▶ **Study text**:
====
Reputation: 97
In a project I have a working folder. If we copy files or folders of files from somewhere to this folder, I need to detect if the copying has been finished or not. After that I'd handle the files in this working folder.
FileSystemWatcher theWatcher = new FileSystemWatcher(workingFolder);
theWatcher.NotifyFilter = NotifyFilters.LastAccess | NotifyFilters.LastWrite |
NotifyFilters.FileName | NotifyFilters.DirectoryName |
NotifyFilters.Size;
theWatcher.IncludeSubdirectories = true;
theWatcher.Created += OnFolderChanged;
theWatcher.EnableRaisingEvents = true;
Whenever a file is copying, OnFolderChanged event will be triggered. So at first I tried to get the eclipse time between 2 file copying, but the eclipse time is very hard to determine due to network speed and file size. I also tried the method in Find if a Copy process is in progress on Directory, but the token file still can be opened when copying is in process.
Any good way to handle this?
Upvotes: 3
Views: 2297
Reputation: 942267
You cannot possibly reverse-engineer the operation of a process you know nothing about with FileSystemWatcher. There are many possible failure modes. A good example would be the user using Explorer to copy the files and it showing a dialog because the destination file already exists. With the user off taking a bathroom break since he counted on it taking a while.
====
▶ **Aim of the task**: Copy out the part of the file-copying thread from "FileSystemWatcher theWatcher = new" to "is in process." word for word.

▶ **Excerpted data**:
====
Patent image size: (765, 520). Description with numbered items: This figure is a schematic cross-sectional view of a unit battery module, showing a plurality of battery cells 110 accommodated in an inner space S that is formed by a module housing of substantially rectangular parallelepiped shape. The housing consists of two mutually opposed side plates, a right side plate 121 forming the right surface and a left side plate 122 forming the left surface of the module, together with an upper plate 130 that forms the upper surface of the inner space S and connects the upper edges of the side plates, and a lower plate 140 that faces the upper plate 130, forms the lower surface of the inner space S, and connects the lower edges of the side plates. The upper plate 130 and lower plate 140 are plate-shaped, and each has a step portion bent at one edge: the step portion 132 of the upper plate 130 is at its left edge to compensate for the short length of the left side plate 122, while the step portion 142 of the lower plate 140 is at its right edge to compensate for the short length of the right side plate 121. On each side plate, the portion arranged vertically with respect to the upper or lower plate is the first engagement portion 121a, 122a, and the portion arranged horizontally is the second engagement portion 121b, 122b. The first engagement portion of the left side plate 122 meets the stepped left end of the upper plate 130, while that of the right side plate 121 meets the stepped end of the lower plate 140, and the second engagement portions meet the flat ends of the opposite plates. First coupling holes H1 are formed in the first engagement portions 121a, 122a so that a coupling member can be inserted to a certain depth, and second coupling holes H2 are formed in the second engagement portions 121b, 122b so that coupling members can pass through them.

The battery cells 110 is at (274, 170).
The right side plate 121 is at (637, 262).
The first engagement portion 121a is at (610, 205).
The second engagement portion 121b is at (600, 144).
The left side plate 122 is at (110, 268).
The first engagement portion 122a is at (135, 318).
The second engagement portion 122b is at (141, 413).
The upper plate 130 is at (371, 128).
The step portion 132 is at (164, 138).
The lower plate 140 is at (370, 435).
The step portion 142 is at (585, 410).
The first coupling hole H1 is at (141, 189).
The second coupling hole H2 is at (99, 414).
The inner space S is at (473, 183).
====
▶ **Result**:
FileSystemWatcher theWatcher = new FileSystemWatcher(workingFolder);
theWatcher.NotifyFilter = NotifyFilters.LastAccess | NotifyFilters.LastWrite |
NotifyFilters.FileName | NotifyFilters.DirectoryName |
NotifyFilters.Size;
theWatcher.IncludeSubdirectories = true;
theWatcher.Created += OnFolderChanged;
theWatcher.EnableRaisingEvents = true;
Whenever a file is copying, OnFolderChanged event will be triggered. So at first I tried to get the eclipse time between 2 file copying, but the eclipse time is very hard to determine due to network speed and file size. I also tried the method in Find if a Copy process is in progress on Directory, but the token file still can be opened when copying is in process.